**TASK DETAILS**
Reproduce each line bearing the word "Betweeness".

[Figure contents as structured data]

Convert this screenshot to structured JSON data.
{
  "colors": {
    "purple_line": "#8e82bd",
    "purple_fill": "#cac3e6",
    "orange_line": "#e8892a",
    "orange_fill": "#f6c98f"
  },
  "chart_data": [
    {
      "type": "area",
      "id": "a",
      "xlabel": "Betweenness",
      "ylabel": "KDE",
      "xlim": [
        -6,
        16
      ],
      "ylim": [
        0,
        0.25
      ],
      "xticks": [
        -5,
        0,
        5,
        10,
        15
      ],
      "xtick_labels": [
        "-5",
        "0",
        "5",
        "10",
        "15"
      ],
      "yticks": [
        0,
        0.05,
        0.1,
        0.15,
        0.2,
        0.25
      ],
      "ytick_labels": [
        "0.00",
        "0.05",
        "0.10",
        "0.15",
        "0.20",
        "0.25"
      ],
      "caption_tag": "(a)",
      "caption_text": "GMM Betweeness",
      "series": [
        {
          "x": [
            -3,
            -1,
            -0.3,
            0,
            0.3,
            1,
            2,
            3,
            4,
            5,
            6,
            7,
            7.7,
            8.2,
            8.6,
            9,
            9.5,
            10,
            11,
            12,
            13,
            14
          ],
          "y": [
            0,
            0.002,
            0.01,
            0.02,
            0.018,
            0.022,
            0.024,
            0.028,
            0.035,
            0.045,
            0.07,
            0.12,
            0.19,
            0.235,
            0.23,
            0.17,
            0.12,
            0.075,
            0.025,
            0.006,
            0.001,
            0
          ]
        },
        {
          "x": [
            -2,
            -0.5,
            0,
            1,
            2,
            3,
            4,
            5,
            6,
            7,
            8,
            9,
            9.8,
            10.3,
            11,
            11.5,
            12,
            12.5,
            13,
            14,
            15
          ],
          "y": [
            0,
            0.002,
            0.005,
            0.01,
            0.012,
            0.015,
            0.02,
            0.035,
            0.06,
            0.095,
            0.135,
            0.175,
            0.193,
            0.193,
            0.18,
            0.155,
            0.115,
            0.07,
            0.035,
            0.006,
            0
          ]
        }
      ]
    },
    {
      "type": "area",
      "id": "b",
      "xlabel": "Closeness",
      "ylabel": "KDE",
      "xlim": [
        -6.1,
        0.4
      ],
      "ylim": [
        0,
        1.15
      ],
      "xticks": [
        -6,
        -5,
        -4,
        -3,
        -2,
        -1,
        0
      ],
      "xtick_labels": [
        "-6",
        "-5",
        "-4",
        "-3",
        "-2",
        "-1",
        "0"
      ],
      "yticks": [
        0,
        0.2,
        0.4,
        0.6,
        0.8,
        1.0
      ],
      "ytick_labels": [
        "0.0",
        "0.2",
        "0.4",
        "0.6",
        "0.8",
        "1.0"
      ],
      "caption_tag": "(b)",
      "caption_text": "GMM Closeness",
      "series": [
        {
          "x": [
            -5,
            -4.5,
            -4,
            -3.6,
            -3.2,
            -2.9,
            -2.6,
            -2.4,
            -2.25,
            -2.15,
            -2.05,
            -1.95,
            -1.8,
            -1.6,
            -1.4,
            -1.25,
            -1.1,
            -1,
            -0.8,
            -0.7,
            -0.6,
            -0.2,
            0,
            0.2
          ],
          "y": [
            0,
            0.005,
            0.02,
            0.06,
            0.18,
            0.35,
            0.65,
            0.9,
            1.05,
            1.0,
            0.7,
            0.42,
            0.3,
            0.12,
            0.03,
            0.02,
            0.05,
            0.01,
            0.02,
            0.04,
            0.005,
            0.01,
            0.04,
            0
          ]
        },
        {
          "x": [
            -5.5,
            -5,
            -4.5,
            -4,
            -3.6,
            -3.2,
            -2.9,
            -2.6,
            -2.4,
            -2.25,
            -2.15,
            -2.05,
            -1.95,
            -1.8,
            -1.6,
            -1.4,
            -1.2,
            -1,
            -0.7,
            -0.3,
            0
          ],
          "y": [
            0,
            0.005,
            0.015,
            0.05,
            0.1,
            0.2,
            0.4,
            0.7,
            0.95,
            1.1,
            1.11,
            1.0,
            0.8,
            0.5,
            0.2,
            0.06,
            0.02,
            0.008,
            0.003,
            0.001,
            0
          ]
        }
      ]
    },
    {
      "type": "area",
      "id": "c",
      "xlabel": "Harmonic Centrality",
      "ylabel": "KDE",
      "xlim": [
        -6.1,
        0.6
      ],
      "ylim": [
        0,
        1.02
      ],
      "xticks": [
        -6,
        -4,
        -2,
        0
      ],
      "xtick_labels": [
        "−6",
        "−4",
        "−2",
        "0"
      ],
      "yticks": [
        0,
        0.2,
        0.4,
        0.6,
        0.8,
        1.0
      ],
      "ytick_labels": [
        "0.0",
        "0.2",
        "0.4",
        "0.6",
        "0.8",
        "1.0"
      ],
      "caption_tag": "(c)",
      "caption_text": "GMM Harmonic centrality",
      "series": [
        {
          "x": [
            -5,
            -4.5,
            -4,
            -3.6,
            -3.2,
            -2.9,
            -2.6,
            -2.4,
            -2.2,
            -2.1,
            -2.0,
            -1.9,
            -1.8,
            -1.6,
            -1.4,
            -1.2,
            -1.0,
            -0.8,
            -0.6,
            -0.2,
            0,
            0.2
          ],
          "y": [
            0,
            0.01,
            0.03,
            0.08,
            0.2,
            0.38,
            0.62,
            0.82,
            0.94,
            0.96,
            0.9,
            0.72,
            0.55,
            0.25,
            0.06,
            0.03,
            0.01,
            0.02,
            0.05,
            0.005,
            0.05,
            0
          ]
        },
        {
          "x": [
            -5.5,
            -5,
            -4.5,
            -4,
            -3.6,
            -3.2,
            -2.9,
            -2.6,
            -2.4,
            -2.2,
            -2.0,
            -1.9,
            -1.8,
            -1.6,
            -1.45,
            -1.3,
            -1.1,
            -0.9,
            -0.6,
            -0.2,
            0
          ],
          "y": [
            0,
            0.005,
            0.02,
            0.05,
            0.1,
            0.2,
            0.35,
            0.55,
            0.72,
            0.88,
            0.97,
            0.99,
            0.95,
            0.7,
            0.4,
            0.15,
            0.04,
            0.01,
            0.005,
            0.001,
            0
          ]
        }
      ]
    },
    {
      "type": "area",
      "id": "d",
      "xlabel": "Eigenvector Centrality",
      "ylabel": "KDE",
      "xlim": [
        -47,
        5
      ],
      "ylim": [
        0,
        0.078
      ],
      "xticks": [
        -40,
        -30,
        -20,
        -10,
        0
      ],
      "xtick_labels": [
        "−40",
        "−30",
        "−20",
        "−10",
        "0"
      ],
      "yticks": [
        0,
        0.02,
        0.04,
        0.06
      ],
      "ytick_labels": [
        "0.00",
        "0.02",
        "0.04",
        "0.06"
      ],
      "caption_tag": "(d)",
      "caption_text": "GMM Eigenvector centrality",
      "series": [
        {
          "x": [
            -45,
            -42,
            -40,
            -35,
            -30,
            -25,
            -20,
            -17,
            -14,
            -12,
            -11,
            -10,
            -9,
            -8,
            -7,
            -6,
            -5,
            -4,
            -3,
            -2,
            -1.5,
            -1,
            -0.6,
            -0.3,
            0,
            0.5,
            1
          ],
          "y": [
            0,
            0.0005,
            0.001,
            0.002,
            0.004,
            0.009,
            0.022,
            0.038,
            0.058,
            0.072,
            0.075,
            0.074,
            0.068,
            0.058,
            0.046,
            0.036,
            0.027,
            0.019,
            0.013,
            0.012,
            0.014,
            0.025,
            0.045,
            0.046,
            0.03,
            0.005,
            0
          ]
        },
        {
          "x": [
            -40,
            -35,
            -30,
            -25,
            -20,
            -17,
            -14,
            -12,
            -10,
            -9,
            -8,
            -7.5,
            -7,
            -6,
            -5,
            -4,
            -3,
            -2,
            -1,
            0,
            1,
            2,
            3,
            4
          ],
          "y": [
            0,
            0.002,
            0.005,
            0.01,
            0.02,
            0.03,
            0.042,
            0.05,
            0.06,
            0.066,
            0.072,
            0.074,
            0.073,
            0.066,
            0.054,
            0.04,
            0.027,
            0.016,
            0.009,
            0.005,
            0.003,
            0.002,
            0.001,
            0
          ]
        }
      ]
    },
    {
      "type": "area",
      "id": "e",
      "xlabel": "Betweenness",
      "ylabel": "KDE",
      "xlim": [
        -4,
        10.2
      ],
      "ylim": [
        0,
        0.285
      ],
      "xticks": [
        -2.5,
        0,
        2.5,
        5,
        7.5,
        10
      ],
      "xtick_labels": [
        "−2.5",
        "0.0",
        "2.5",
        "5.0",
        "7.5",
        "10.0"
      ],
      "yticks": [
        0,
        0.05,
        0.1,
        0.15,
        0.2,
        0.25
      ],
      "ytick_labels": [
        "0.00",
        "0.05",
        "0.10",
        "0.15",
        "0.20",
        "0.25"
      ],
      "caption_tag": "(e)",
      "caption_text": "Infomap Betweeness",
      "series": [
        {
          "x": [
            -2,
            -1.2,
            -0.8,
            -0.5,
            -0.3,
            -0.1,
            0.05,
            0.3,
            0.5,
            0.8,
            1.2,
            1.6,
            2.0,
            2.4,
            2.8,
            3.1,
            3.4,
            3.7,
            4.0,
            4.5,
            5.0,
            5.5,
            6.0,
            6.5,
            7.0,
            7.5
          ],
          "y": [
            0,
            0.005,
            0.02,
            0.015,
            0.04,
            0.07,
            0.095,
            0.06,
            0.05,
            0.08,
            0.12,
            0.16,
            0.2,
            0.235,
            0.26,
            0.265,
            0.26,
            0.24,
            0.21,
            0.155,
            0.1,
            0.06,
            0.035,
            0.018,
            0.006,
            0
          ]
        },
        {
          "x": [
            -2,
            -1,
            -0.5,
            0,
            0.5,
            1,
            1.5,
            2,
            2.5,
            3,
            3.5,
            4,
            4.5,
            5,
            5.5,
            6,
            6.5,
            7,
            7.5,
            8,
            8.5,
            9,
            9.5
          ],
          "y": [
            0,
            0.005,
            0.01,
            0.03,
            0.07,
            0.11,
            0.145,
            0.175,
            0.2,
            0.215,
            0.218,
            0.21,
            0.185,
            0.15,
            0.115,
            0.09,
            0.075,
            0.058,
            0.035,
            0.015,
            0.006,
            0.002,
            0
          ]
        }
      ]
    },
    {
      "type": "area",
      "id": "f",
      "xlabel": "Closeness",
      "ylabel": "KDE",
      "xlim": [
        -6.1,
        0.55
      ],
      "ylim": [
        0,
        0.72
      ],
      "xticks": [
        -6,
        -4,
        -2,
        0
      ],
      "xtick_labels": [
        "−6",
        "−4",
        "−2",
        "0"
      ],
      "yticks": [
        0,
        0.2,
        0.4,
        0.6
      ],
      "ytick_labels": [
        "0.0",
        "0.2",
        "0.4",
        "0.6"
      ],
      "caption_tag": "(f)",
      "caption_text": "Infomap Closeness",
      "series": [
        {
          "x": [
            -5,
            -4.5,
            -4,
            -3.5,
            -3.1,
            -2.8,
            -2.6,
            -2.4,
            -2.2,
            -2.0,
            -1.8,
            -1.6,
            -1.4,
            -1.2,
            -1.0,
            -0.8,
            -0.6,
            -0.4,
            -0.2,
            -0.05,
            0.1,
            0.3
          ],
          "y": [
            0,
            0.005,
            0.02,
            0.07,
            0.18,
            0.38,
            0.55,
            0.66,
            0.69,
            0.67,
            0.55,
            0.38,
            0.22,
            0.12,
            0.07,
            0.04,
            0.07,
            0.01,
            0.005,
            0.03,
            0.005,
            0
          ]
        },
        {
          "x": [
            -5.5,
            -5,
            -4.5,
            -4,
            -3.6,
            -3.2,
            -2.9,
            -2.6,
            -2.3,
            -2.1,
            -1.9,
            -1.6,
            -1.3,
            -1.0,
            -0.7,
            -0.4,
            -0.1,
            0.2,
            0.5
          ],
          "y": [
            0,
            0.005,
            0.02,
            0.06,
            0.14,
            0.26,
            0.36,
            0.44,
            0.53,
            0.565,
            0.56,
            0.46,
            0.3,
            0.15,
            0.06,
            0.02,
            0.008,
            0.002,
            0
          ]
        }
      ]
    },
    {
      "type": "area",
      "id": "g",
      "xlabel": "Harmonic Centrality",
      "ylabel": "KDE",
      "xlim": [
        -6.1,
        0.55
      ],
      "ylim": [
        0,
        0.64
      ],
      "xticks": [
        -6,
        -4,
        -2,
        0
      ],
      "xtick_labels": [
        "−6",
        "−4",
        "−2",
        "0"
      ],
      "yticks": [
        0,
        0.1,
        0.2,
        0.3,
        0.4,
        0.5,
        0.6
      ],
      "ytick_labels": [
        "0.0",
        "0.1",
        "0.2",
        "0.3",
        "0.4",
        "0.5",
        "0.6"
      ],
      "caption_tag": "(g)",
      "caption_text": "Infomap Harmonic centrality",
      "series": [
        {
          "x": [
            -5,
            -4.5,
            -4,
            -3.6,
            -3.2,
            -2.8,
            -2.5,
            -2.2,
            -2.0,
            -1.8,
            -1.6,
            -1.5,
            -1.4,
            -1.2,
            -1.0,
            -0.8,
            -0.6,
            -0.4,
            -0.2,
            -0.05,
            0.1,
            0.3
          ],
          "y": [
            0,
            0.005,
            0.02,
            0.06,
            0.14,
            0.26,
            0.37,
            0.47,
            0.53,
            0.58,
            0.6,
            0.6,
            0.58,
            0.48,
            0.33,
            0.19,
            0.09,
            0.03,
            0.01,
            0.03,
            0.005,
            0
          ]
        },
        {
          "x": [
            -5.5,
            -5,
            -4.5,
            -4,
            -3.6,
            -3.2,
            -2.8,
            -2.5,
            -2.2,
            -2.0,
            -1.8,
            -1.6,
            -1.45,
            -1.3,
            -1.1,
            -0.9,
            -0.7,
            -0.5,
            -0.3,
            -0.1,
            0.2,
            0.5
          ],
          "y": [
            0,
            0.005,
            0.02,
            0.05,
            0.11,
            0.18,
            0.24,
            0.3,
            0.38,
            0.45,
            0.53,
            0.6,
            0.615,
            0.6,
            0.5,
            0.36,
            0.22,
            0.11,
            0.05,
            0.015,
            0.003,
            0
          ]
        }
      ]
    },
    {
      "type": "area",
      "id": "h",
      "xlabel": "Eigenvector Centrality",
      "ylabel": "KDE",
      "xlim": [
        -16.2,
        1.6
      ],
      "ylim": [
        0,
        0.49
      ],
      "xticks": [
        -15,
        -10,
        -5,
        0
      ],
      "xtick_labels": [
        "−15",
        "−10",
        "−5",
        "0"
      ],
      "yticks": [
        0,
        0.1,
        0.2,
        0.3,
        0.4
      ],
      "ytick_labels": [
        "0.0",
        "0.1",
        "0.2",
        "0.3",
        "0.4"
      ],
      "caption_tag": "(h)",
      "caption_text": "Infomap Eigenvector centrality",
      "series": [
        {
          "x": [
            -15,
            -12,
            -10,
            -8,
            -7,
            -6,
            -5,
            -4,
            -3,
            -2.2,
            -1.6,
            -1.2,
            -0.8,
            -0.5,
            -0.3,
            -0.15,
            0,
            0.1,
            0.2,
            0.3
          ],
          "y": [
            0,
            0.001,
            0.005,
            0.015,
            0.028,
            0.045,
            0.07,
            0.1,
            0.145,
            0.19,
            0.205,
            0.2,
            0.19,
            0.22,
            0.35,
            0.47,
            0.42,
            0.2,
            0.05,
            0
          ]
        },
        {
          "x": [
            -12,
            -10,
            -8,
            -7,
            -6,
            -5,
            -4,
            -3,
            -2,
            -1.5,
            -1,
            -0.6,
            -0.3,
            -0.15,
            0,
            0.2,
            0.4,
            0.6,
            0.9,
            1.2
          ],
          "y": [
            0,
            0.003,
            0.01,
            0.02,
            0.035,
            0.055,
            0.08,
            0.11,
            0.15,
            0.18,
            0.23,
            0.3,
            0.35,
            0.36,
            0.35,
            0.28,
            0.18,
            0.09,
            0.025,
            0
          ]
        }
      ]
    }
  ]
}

**EXPECTED ANSWER**
      "caption_text": "GMM Betweeness",
      "caption_text": "Infomap Betweeness",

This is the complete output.